● **Task statement**
Your job is to restate each entry word for word.

● **Dataset content**
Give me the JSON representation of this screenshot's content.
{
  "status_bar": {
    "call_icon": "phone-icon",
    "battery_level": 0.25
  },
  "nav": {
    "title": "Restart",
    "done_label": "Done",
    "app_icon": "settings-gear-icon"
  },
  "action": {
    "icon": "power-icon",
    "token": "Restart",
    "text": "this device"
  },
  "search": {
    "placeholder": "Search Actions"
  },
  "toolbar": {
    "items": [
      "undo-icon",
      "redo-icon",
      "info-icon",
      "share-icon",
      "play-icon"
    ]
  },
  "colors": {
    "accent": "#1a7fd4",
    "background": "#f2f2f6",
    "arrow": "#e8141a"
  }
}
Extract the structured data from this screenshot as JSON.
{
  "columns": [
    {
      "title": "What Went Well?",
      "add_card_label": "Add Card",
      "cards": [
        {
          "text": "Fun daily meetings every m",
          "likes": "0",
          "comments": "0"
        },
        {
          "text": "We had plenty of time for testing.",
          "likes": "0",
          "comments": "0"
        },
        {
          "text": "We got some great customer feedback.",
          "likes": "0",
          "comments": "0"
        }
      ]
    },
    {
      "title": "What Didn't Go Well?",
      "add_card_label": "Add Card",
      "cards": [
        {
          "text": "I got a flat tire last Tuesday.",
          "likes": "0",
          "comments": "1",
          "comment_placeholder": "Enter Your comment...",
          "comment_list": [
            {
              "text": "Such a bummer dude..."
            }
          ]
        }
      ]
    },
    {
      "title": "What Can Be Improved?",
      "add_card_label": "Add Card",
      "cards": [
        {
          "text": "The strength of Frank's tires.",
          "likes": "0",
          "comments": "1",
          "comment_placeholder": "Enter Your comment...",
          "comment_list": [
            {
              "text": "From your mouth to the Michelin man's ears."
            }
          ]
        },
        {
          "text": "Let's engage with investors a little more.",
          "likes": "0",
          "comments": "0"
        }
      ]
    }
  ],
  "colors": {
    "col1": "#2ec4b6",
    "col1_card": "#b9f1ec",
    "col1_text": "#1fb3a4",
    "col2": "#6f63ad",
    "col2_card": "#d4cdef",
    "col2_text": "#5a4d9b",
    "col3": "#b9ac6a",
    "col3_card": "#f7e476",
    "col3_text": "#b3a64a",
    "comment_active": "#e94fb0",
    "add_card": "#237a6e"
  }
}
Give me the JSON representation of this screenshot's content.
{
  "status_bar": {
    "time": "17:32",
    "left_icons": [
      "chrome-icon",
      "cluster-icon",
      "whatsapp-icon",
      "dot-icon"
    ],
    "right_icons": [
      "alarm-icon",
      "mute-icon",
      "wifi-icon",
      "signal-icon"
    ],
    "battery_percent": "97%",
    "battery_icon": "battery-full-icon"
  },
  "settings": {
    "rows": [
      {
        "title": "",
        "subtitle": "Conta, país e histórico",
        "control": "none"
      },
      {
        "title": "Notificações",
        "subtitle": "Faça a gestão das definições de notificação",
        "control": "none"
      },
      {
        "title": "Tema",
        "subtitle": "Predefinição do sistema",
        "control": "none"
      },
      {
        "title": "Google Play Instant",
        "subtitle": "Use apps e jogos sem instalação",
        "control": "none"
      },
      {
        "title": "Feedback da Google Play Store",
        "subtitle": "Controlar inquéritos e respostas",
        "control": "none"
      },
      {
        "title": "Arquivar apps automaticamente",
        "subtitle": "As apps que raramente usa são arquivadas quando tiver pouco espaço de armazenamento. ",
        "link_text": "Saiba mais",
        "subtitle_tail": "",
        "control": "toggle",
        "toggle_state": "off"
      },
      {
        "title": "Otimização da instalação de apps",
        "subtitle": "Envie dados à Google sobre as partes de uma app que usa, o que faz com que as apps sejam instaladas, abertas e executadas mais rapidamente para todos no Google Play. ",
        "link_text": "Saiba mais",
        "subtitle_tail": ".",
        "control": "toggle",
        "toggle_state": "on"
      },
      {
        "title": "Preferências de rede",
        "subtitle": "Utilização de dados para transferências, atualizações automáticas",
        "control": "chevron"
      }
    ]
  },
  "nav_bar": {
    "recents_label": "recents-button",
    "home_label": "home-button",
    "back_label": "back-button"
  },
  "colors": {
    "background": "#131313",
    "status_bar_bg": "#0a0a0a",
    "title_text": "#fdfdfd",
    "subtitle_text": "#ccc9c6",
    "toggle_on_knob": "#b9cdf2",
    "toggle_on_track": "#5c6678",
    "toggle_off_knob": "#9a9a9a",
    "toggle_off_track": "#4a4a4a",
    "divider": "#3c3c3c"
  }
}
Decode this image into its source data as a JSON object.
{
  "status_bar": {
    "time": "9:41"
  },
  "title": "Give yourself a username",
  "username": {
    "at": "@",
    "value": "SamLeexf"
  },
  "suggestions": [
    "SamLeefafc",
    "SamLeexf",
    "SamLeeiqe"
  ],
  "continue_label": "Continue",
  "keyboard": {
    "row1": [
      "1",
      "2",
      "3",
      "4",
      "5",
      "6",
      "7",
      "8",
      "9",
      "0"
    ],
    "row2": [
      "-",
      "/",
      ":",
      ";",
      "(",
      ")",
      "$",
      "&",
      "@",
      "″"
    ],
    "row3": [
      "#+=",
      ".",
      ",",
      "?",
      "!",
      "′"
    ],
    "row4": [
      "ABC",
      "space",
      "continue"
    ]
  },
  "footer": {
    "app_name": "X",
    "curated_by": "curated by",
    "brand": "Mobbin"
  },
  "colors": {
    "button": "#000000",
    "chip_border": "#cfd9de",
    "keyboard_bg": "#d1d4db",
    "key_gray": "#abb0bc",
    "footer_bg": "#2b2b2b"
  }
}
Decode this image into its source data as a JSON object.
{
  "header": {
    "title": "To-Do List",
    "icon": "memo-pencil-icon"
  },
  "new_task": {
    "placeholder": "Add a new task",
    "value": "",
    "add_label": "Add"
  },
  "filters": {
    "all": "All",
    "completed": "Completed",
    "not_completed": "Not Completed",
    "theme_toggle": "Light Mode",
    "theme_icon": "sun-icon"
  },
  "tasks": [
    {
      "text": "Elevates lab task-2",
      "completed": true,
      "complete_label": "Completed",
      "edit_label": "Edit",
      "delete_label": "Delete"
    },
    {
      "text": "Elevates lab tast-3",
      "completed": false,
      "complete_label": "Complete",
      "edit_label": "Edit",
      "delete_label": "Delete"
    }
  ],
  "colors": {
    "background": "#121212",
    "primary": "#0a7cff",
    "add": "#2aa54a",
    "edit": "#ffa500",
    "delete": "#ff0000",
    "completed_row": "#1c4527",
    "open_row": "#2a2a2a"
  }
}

● **Solution to this problem**
Give me the JSON representation of this screenshot's content.
{
  "status_bar": {
    "call_icon": "phone-icon",
    "battery_level": 0.25
  },
  "nav": {
    "title": "Restart",
    "done_label": "Done",
    "app_icon": "settings-gear-icon"
  },
  "action": {
    "icon": "power-icon",
    "token": "Restart",
    "text": "this device"
  },
  "search": {
    "placeholder": "Search Actions"
  },
  "toolbar": {
    "items": [
      "undo-icon",
      "redo-icon",
      "info-icon",
      "share-icon",
      "play-icon"
    ]
  },
  "colors": {
    "accent": "#1a7fd4",
    "background": "#f2f2f6",
    "arrow": "#e8141a"
  }
}
Extract the structured data from this screenshot as JSON.
{
  "columns": [
    {
      "title": "What Went Well?",
      "add_card_label": "Add Card",
      "cards": [
        {
          "text": "Fun daily meetings every m",
          "likes": "0",
          "comments": "0"
        },
        {
          "text": "We had plenty of time for testing.",
          "likes": "0",
          "comments": "0"
        },
        {
          "text": "We got some great customer feedback.",
          "likes": "0",
          "comments": "0"
        }
      ]
    },
    {
      "title": "What Didn't Go Well?",
      "add_card_label": "Add Card",
      "cards": [
        {
          "text": "I got a flat tire last Tuesday.",
          "likes": "0",
          "comments": "1",
          "comment_placeholder": "Enter Your comment...",
          "comment_list": [
            {
              "text": "Such a bummer dude..."
            }
          ]
        }
      ]
    },
    {
      "title": "What Can Be Improved?",
      "add_card_label": "Add Card",
      "cards": [
        {
          "text": "The strength of Frank's tires.",
          "likes": "0",
          "comments": "1",
          "comment_placeholder": "Enter Your comment...",
          "comment_list": [
            {
              "text": "From your mouth to the Michelin man's ears."
            }
          ]
        },
        {
          "text": "Let's engage with investors a little more.",
          "likes": "0",
          "comments": "0"
        }
      ]
    }
  ],
  "colors": {
    "col1": "#2ec4b6",
    "col1_card": "#b9f1ec",
    "col1_text": "#1fb3a4",
    "col2": "#6f63ad",
    "col2_card": "#d4cdef",
    "col2_text": "#5a4d9b",
    "col3": "#b9ac6a",
    "col3_card": "#f7e476",
    "col3_text": "#b3a64a",
    "comment_active": "#e94fb0",
    "add_card": "#237a6e"
  }
}
Give me the JSON representation of this screenshot's content.
{
  "status_bar": {
    "time": "17:32",
    "left_icons": [
      "chrome-icon",
      "cluster-icon",
      "whatsapp-icon",
      "dot-icon"
    ],
    "right_icons": [
      "alarm-icon",
      "mute-icon",
      "wifi-icon",
      "signal-icon"
    ],
    "battery_percent": "97%",
    "battery_icon": "battery-full-icon"
  },
  "settings": {
    "rows": [
      {
        "title": "",
        "subtitle": "Conta, país e histórico",
        "control": "none"
      },
      {
        "title": "Notificações",
        "subtitle": "Faça a gestão das definições de notificação",
        "control": "none"
      },
      {
        "title": "Tema",
        "subtitle": "Predefinição do sistema",
        "control": "none"
      },
      {
        "title": "Google Play Instant",
        "subtitle": "Use apps e jogos sem instalação",
        "control": "none"
      },
      {
        "title": "Feedback da Google Play Store",
        "subtitle": "Controlar inquéritos e respostas",
        "control": "none"
      },
      {
        "title": "Arquivar apps automaticamente",
        "subtitle": "As apps que raramente usa são arquivadas quando tiver pouco espaço de armazenamento. ",
        "link_text": "Saiba mais",
        "subtitle_tail": "",
        "control": "toggle",
        "toggle_state": "off"
      },
      {
        "title": "Otimização da instalação de apps",
        "subtitle": "Envie dados à Google sobre as partes de uma app que usa, o que faz com que as apps sejam instaladas, abertas e executadas mais rapidamente para todos no Google Play. ",
        "link_text": "Saiba mais",
        "subtitle_tail": ".",
        "control": "toggle",
        "toggle_state": "on"
      },
      {
        "title": "Preferências de rede",
        "subtitle": "Utilização de dados para transferências, atualizações automáticas",
        "control": "chevron"
      }
    ]
  },
  "nav_bar": {
    "recents_label": "recents-button",
    "home_label": "home-button",
    "back_label": "back-button"
  },
  "colors": {
    "background": "#131313",
    "status_bar_bg": "#0a0a0a",
    "title_text": "#fdfdfd",
    "subtitle_text": "#ccc9c6",
    "toggle_on_knob": "#b9cdf2",
    "toggle_on_track": "#5c6678",
    "toggle_off_knob": "#9a9a9a",
    "toggle_off_track": "#4a4a4a",
    "divider": "#3c3c3c"
  }
}
Decode this image into its source data as a JSON object.
{
  "status_bar": {
    "time": "9:41"
  },
  "title": "Give yourself a username",
  "username": {
    "at": "@",
    "value": "SamLeexf"
  },
  "suggestions": [
    "SamLeefafc",
    "SamLeexf",
    "SamLeeiqe"
  ],
  "continue_label": "Continue",
  "keyboard": {
    "row1": [
      "1",
      "2",
      "3",
      "4",
      "5",
      "6",
      "7",
      "8",
      "9",
      "0"
    ],
    "row2": [
      "-",
      "/",
      ":",
      ";",
      "(",
      ")",
      "$",
      "&",
      "@",
      "″"
    ],
    "row3": [
      "#+=",
      ".",
      ",",
      "?",
      "!",
      "′"
    ],
    "row4": [
      "ABC",
      "space",
      "continue"
    ]
  },
  "footer": {
    "app_name": "X",
    "curated_by": "curated by",
    "brand": "Mobbin"
  },
  "colors": {
    "button": "#000000",
    "chip_border": "#cfd9de",
    "keyboard_bg": "#d1d4db",
    "key_gray": "#abb0bc",
    "footer_bg": "#2b2b2b"
  }
}
Decode this image into its source data as a JSON object.
{
  "header": {
    "title": "To-Do List",
    "icon": "memo-pencil-icon"
  },
  "new_task": {
    "placeholder": "Add a new task",
    "value": "",
    "add_label": "Add"
  },
  "filters": {
    "all": "All",
    "completed": "Completed",
    "not_completed": "Not Completed",
    "theme_toggle": "Light Mode",
    "theme_icon": "sun-icon"
  },
  "tasks": [
    {
      "text": "Elevates lab task-2",
      "completed": true,
      "complete_label": "Completed",
      "edit_label": "Edit",
      "delete_label": "Delete"
    },
    {
      "text": "Elevates lab tast-3",
      "completed": false,
      "complete_label": "Complete",
      "edit_label": "Edit",
      "delete_label": "Delete"
    }
  ],
  "colors": {
    "background": "#121212",
    "primary": "#0a7cff",
    "add": "#2aa54a",
    "edit": "#ffa500",
    "delete": "#ff0000",
    "completed_row": "#1c4527",
    "open_row": "#2a2a2a"
  }
}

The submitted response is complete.